Text block
— START —

Thread: Regarding fillfactor use case for only delete ops

Regarding fillfactor use case for only delete ops

From
Durgamahesh Manne
Date:
Hi  Team

Can we generate a fill factor for tables that have delete ops ?

Does the fill factor really work and help to minimize the bloat for tables that have delete ops?

I have parent table with weekly partitions So for every week 50 to 60 gb of bloat generates and autovacuum params already in place for child tables 


Regards,
Durga Mahesh 

Re: Regarding fillfactor use case for only delete ops

From
Laurenz Albe
Date:
On Fri, 2025-06-06 at 14:10 +0530, Durgamahesh Manne wrote:
> Can we generate a fill factor for tables that have delete ops ?
>
> Does the fill factor really work and help to minimize the bloat for tables that have delete ops?
>
> I have parent table with weekly partitions So for every week 50 to 60 gb of bloat generates and autovacuum params
alreadyin place for child tables  

Nothing can ever avoid bloat caused by DELETE, except partitioning in a
way that you can drop a partition rather than running DELETE.

Yours,
Laurenz Albe



Re: Regarding fillfactor use case for only delete ops

From
Ron Johnson
Date:
On Fri, Jun 6, 2025 at 8:57 AM Laurenz Albe <laurenz.albe@cybertec.at> wrote:
On Fri, 2025-06-06 at 14:10 +0530, Durgamahesh Manne wrote:
> Can we generate a fill factor for tables that have delete ops ?
>
> Does the fill factor really work and help to minimize the bloat for tables that have delete ops?
>
> I have parent table with weekly partitions So for every week 50 to 60 gb of bloat generates and autovacuum params already in place for child tables 

Nothing can ever avoid bloat caused by DELETE, except partitioning in a
way that you can drop a partition rather than running DELETE.


Laurenz,

Isn't the fill factor aimed at reducing bloat during updates of HOT tables?

--
Death to <Redacted>, and butter sauce.
Don't boil me, I'm still alive.
<Redacted> lobster!

Re: Regarding fillfactor use case for only delete ops

From
Ron Johnson
Date:
On Fri, Jun 6, 2025 at 4:36 AM Durgamahesh Manne <maheshpostgres9@gmail.com> wrote:
Hi  Team

Can we generate a fill factor for tables that have delete ops ?

Does the fill factor really work and help to minimize the bloat for tables that have delete ops?

I have parent table with weekly partitions So for every week 50 to 60 gb of bloat generates and autovacuum params already in place for child tables 

This confuses me.  It seems that you are deleting old data instead of just dropping the old partitions.

What did I misunderstand?

--
Death to <Redacted>, and butter sauce.

— END —

Supplied material
— START —

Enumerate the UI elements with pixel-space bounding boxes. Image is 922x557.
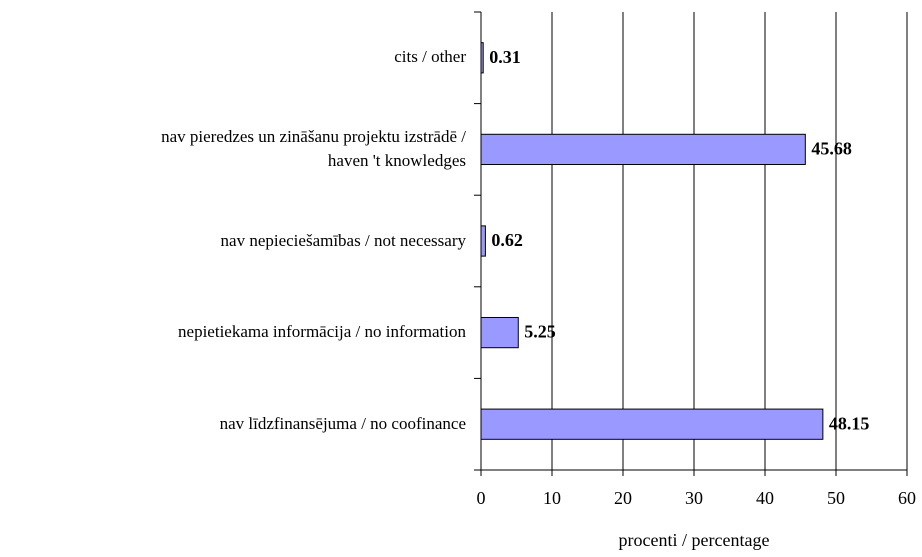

— END —

Set tasks
a. In the fillfactor thread, how much bloat does the original poster say is generated each week?
b. Go on with the fillfactor thread from the point where it ends.

Set of answers
a. 50 to 60 GB

b.
Don't boil me, I'm still alive.
<Redacted> lobster!

Re: Regarding fillfactor use case for only delete ops

From
Durgamahesh Manne
Date:


On Fri, Jun 6, 2025 at 7:29 PM Ron Johnson <ronljohnsonjr@gmail.com> wrote:
On Fri, Jun 6, 2025 at 8:57 AM Laurenz Albe <laurenz.albe@cybertec.at> wrote:
On Fri, 2025-06-06 at 14:10 +0530, Durgamahesh Manne wrote:
> Can we generate a fill factor for tables that have delete ops ?
>
> Does the fill factor really work and help to minimize the bloat for tables that have delete ops?
>
> I have parent table with weekly partitions So for every week 50 to 60 gb of bloat generates and autovacuum params already in place for child tables 

Nothing can ever avoid bloat caused by DELETE, except partitioning in a
way that you can drop a partition rather than running DELETE.


Laurenz,

Isn't the fill factor aimed at reducing bloat during updates of HOT tables?

--
Death to <Redacted>, and butter sauce.
Don't boil me, I'm still alive.
<Redacted> lobster!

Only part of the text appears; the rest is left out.